'''
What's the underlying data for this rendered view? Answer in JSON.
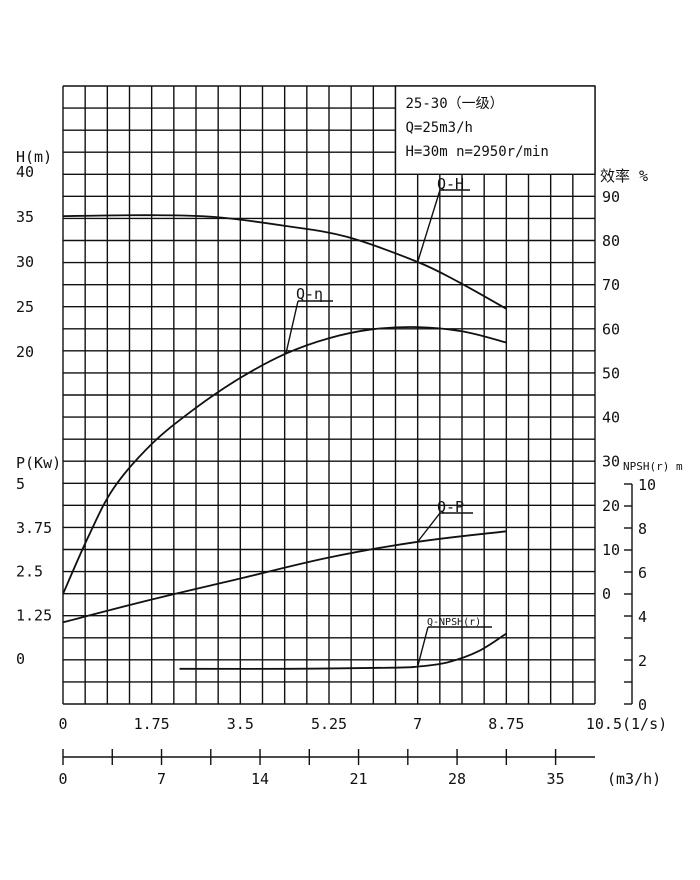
{
  "chart_data": {
    "type": "line",
    "title": "",
    "legend": {
      "lines": [
        "25-30（一级）",
        "Q=25m3/h",
        "H=30m  n=2950r/min"
      ],
      "placement": "top-right"
    },
    "x_axis": {
      "unit": "(1/s)",
      "range": [
        0,
        10.5
      ],
      "tick_values": [
        0,
        1.75,
        3.5,
        5.25,
        7,
        8.75,
        10.5
      ],
      "tick_labels": [
        "0",
        "1.75",
        "3.5",
        "5.25",
        "7",
        "8.75",
        "10.5"
      ]
    },
    "x_axis_secondary": {
      "unit": "(m3/h)",
      "range": [
        0,
        37.8
      ],
      "tick_values": [
        0,
        7,
        14,
        21,
        28,
        35
      ],
      "tick_labels": [
        "0",
        "7",
        "14",
        "21",
        "28",
        "35"
      ]
    },
    "y_axes": {
      "head": {
        "unit": "H(m)",
        "tick_values": [
          20,
          25,
          30,
          35,
          40
        ],
        "tick_labels": [
          "20",
          "25",
          "30",
          "35",
          "40"
        ]
      },
      "power": {
        "unit": "P(Kw)",
        "tick_values": [
          0,
          1.25,
          2.5,
          3.75,
          5
        ],
        "tick_labels": [
          "0",
          "1.25",
          "2.5",
          "3.75",
          "5"
        ]
      },
      "efficiency": {
        "unit": "效率 %",
        "tick_values": [
          0,
          10,
          20,
          30,
          40,
          50,
          60,
          70,
          80,
          90
        ],
        "tick_labels": [
          "0",
          "10",
          "20",
          "30",
          "40",
          "50",
          "60",
          "70",
          "80",
          "90"
        ]
      },
      "npsh": {
        "unit": "NPSH(r) m",
        "range": [
          0,
          10
        ],
        "tick_values": [
          0,
          2,
          4,
          6,
          8,
          10
        ],
        "tick_labels": [
          "0",
          "2",
          "4",
          "6",
          "8",
          "10"
        ]
      }
    },
    "grid": true,
    "series": [
      {
        "name": "Q-H",
        "axis": "head",
        "x": [
          0,
          1.75,
          3.0,
          4.4,
          5.6,
          7.0,
          7.8,
          8.75
        ],
        "values": [
          35.1,
          35.2,
          35.0,
          34.0,
          32.8,
          30.0,
          27.8,
          24.8
        ]
      },
      {
        "name": "Q-η",
        "axis": "efficiency",
        "x": [
          0,
          0.5,
          1.0,
          1.75,
          2.6,
          3.5,
          4.4,
          5.25,
          6.1,
          7.0,
          7.9,
          8.75
        ],
        "values": [
          0,
          13,
          24,
          34,
          42,
          49,
          54.5,
          58,
          60,
          60.5,
          59.5,
          57
        ]
      },
      {
        "name": "Q-P",
        "axis": "power",
        "x": [
          0,
          1.75,
          3.5,
          5.25,
          7.0,
          8.75
        ],
        "values": [
          1.05,
          1.7,
          2.3,
          2.9,
          3.35,
          3.65
        ]
      },
      {
        "name": "Q-NPSH(r)",
        "axis": "npsh",
        "x": [
          2.3,
          4.5,
          6.5,
          7.0,
          7.6,
          8.2,
          8.75
        ],
        "values": [
          1.6,
          1.6,
          1.65,
          1.7,
          1.9,
          2.4,
          3.2
        ]
      }
    ]
  }
}
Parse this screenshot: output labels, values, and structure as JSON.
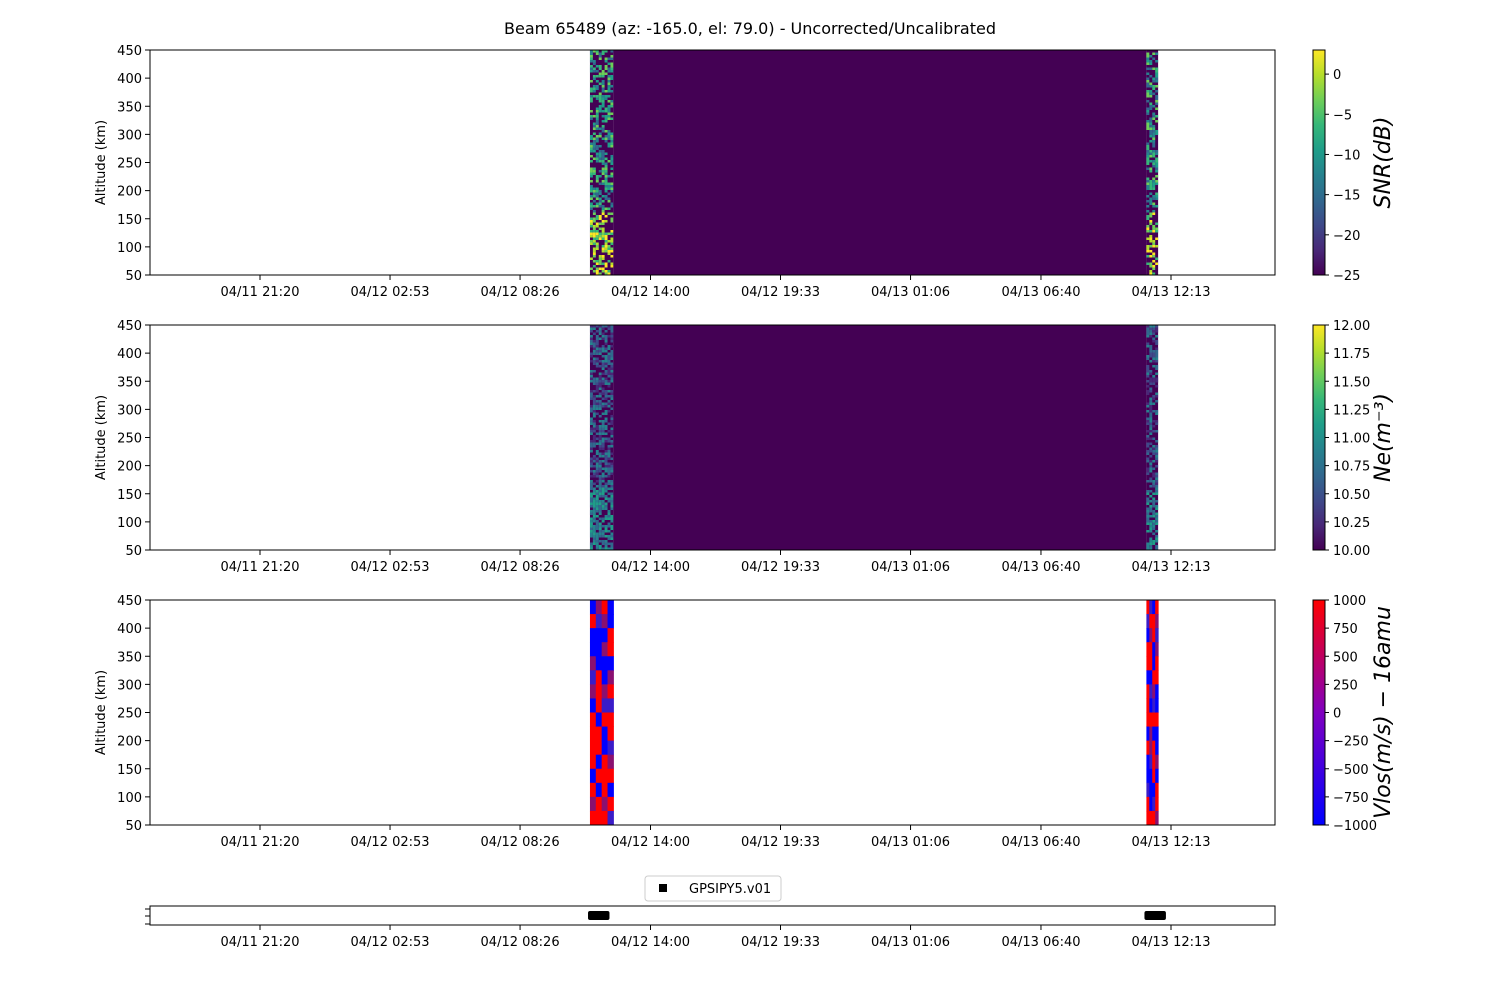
{
  "title": "Beam 65489 (az: -165.0, el: 79.0) - Uncorrected/Uncalibrated",
  "time_ticks": [
    "04/11 21:20",
    "04/12 02:53",
    "04/12 08:26",
    "04/12 14:00",
    "04/12 19:33",
    "04/13 01:06",
    "04/13 06:40",
    "04/13 12:13"
  ],
  "colors": {
    "viridis": [
      "#440154",
      "#482878",
      "#3e4989",
      "#31688e",
      "#26828e",
      "#1f9e89",
      "#35b779",
      "#6ece58",
      "#b5de2b",
      "#fde725"
    ],
    "bwr": [
      "#0000ff",
      "#ff0000"
    ]
  },
  "chart_data": [
    {
      "type": "heatmap",
      "name": "snr",
      "ylabel": "Altitude (km)",
      "yticks": [
        "50",
        "100",
        "150",
        "200",
        "250",
        "300",
        "350",
        "400",
        "450"
      ],
      "ylim": [
        50,
        450
      ],
      "colorbar": {
        "label": "SNR(dB)",
        "ticks": [
          "0",
          "−5",
          "−10",
          "−15",
          "−20",
          "−25"
        ],
        "vmin": -25,
        "vmax": 3,
        "colormap": "viridis"
      },
      "segments": [
        {
          "start": "04/12 11:25",
          "end": "04/12 12:25",
          "pattern": "noisy-bright"
        },
        {
          "start": "04/12 12:25",
          "end": "04/13 11:10",
          "value": -25
        },
        {
          "start": "04/13 11:10",
          "end": "04/13 11:40",
          "pattern": "noisy-bright"
        }
      ]
    },
    {
      "type": "heatmap",
      "name": "ne",
      "ylabel": "Altitude (km)",
      "yticks": [
        "50",
        "100",
        "150",
        "200",
        "250",
        "300",
        "350",
        "400",
        "450"
      ],
      "ylim": [
        50,
        450
      ],
      "colorbar": {
        "label": "Ne(m⁻³)",
        "ticks": [
          "10.00",
          "10.25",
          "10.50",
          "10.75",
          "11.00",
          "11.25",
          "11.50",
          "11.75",
          "12.00"
        ],
        "vmin": 10,
        "vmax": 12,
        "colormap": "viridis"
      },
      "segments": [
        {
          "start": "04/12 11:25",
          "end": "04/12 12:25",
          "pattern": "noisy-dim"
        },
        {
          "start": "04/12 12:25",
          "end": "04/13 11:10",
          "value": 10
        },
        {
          "start": "04/13 11:10",
          "end": "04/13 11:40",
          "pattern": "noisy-dim"
        }
      ]
    },
    {
      "type": "heatmap",
      "name": "vlos",
      "ylabel": "Altitude (km)",
      "yticks": [
        "50",
        "100",
        "150",
        "200",
        "250",
        "300",
        "350",
        "400",
        "450"
      ],
      "ylim": [
        50,
        450
      ],
      "colorbar": {
        "label": "Vlos(m/s) − 16amu",
        "ticks": [
          "1000",
          "750",
          "500",
          "250",
          "0",
          "−250",
          "−500",
          "−750",
          "−1000"
        ],
        "vmin": -1000,
        "vmax": 1000,
        "colormap": "bwr"
      },
      "segments": [
        {
          "start": "04/12 11:25",
          "end": "04/12 12:25",
          "pattern": "red-blue"
        },
        {
          "start": "04/13 11:10",
          "end": "04/13 11:40",
          "pattern": "red-blue"
        }
      ]
    },
    {
      "type": "scatter",
      "name": "instrument-timeline",
      "legend": "GPSIPY5.v01",
      "legend_position": "top-center",
      "marker": "square",
      "points": [
        {
          "start": "04/12 11:20",
          "end": "04/12 12:15"
        },
        {
          "start": "04/13 11:05",
          "end": "04/13 12:00"
        }
      ]
    }
  ]
}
'''
## What to work on
Which lines include "this"? Copy each of them out.

## Reply to the task
What's the underlying data for this rendered view? Answer in JSON.
Parse this screenshot: output labels, values, and structure as JSON.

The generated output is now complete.